» **Supplied data**
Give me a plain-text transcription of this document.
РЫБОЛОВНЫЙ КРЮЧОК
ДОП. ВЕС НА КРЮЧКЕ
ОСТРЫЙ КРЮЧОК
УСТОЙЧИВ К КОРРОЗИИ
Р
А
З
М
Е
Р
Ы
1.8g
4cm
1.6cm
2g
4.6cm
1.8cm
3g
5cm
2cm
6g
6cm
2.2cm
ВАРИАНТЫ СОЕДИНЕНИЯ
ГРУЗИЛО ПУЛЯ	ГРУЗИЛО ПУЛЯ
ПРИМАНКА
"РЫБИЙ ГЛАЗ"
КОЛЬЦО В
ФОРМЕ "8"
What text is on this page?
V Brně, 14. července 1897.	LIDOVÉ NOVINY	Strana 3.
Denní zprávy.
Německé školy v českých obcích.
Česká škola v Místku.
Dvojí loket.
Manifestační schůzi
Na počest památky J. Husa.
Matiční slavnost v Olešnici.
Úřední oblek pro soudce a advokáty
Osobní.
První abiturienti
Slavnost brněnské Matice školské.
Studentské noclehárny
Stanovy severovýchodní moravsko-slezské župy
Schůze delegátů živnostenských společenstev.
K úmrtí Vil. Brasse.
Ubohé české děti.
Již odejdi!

» **Exercise description**
Work through the records line by line and tally those holding "this". Reply with the number alone.

» **Expected answer**
2